* INSTRUCTIONS TO FOLLOW: Pull out every line of the listing below where "reported" appears.

* DATA PROVIDED:
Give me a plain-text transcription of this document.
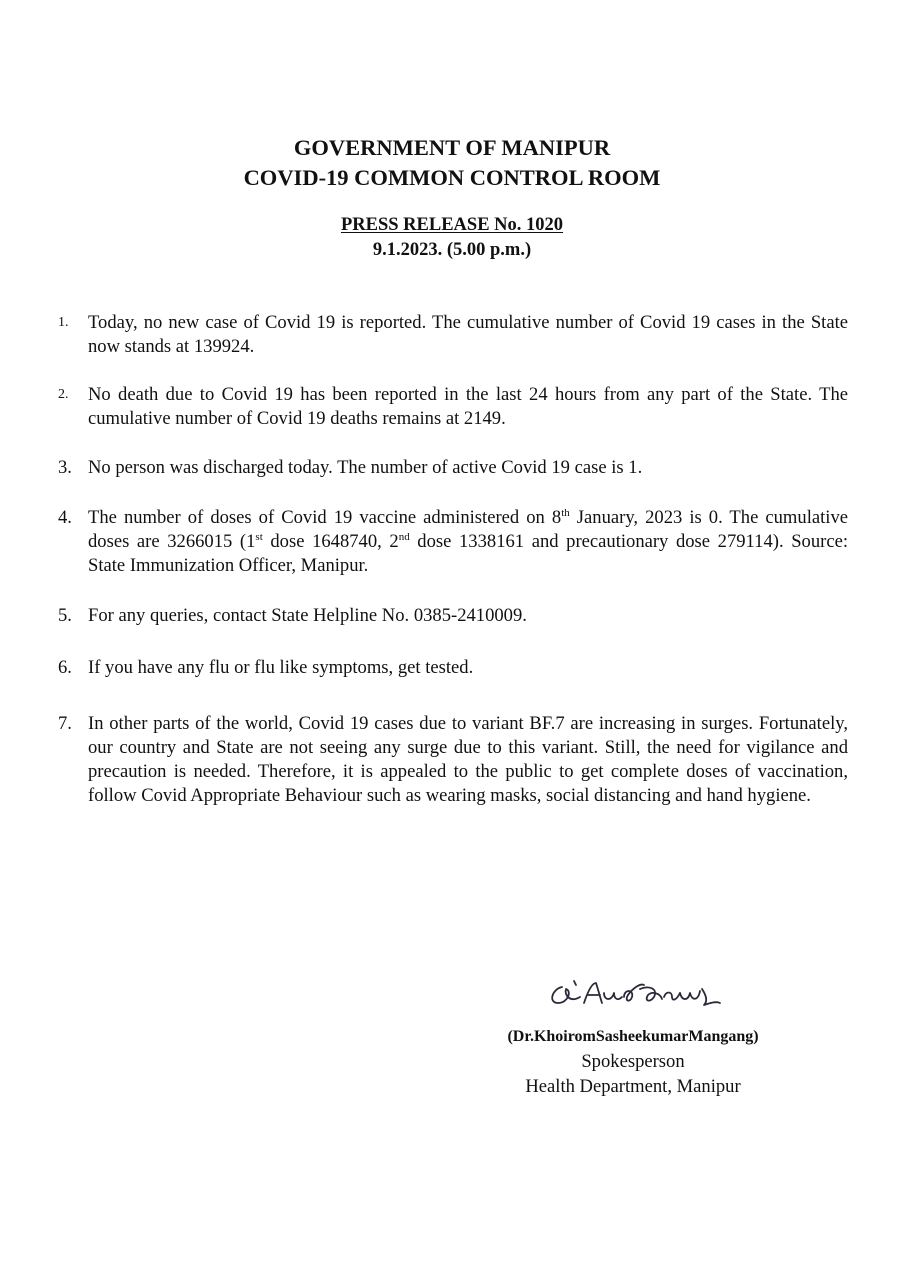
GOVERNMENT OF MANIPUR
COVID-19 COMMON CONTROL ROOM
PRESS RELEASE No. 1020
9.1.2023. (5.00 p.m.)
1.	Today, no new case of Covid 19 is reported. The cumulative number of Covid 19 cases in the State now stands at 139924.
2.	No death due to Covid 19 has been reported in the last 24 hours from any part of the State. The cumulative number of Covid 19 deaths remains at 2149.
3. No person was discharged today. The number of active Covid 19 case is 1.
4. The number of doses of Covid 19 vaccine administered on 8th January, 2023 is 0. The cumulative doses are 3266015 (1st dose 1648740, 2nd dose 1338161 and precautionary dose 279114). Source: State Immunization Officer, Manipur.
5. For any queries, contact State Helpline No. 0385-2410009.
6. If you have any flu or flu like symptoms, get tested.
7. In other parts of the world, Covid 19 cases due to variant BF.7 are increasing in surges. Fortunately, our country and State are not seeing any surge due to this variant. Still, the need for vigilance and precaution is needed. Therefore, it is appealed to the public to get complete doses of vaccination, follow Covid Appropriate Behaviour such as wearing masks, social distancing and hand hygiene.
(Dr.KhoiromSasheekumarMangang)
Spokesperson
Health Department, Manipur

...

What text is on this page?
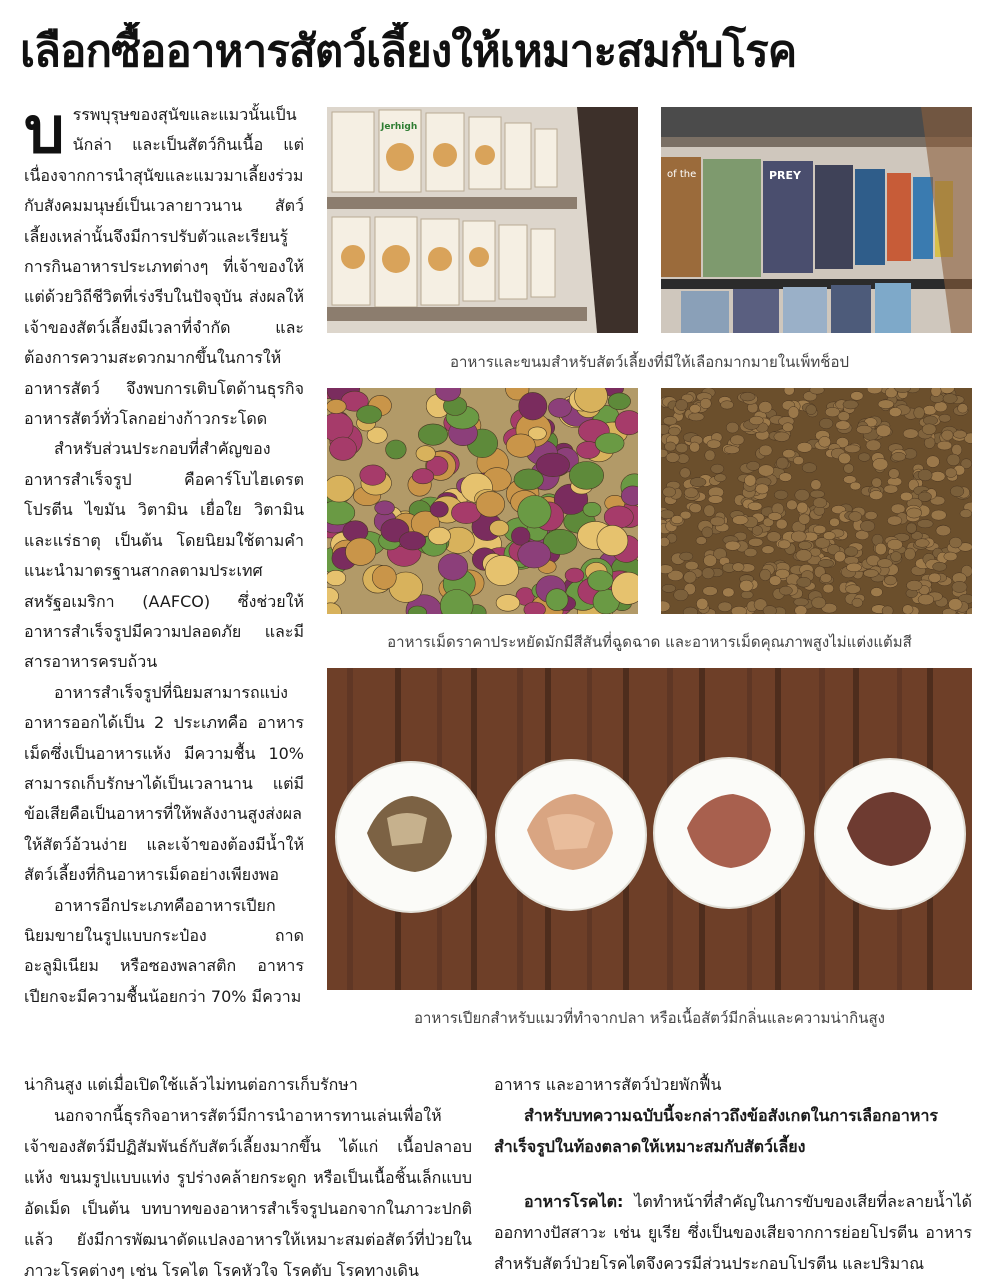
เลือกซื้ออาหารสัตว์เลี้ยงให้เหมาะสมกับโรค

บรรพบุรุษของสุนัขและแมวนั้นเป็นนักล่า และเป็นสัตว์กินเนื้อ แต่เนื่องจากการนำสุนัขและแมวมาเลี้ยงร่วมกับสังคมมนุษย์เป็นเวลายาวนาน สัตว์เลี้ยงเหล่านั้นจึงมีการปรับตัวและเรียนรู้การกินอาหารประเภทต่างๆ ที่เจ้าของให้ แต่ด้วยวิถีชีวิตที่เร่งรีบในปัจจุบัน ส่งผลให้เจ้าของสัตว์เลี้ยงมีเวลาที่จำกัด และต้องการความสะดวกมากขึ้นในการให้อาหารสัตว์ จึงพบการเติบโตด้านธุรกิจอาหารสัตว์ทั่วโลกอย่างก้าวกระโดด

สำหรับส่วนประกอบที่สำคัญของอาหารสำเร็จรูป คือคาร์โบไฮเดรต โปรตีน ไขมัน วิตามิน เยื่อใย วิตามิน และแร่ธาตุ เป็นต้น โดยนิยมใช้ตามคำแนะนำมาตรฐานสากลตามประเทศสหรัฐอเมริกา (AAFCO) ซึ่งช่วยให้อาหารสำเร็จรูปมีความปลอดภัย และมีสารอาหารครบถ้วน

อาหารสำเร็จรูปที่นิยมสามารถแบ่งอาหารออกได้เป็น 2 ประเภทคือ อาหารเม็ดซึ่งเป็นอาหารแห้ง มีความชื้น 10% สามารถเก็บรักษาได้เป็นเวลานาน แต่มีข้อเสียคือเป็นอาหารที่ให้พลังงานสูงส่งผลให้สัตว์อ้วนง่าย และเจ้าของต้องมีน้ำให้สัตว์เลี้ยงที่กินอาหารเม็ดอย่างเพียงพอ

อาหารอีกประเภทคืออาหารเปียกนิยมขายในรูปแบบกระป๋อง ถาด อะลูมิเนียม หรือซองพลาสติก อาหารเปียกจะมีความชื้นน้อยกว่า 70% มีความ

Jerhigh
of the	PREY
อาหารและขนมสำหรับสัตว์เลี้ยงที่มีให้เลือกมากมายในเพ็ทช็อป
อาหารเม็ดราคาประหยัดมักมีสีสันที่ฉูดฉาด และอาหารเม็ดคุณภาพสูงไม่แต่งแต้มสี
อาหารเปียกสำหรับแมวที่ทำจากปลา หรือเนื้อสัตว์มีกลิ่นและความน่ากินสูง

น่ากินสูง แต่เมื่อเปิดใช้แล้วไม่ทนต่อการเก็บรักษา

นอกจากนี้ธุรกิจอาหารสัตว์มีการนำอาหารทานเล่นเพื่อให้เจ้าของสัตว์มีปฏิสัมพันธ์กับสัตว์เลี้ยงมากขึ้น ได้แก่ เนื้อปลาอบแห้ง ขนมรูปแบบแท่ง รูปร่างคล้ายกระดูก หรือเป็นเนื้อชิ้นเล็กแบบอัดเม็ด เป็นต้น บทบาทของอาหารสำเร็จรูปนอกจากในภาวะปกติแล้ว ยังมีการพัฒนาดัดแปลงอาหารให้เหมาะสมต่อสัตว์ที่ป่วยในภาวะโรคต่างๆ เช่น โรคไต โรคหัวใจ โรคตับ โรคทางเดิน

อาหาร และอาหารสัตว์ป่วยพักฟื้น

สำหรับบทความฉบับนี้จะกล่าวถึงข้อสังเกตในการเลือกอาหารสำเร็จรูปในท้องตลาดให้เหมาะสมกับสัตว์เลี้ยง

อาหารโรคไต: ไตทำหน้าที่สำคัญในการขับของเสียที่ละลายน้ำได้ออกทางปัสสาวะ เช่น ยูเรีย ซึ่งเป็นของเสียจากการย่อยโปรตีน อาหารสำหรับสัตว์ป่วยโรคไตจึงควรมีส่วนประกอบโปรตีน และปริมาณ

* FINAL RESULT:
1.	Today, no new case of Covid 19 is reported. The cumulative number of Covid 19 cases in the State now stands at 139924.
2.	No death due to Covid 19 has been reported in the last 24 hours from any part of the State. The cumulative number of Covid 19 deaths remains at 2149.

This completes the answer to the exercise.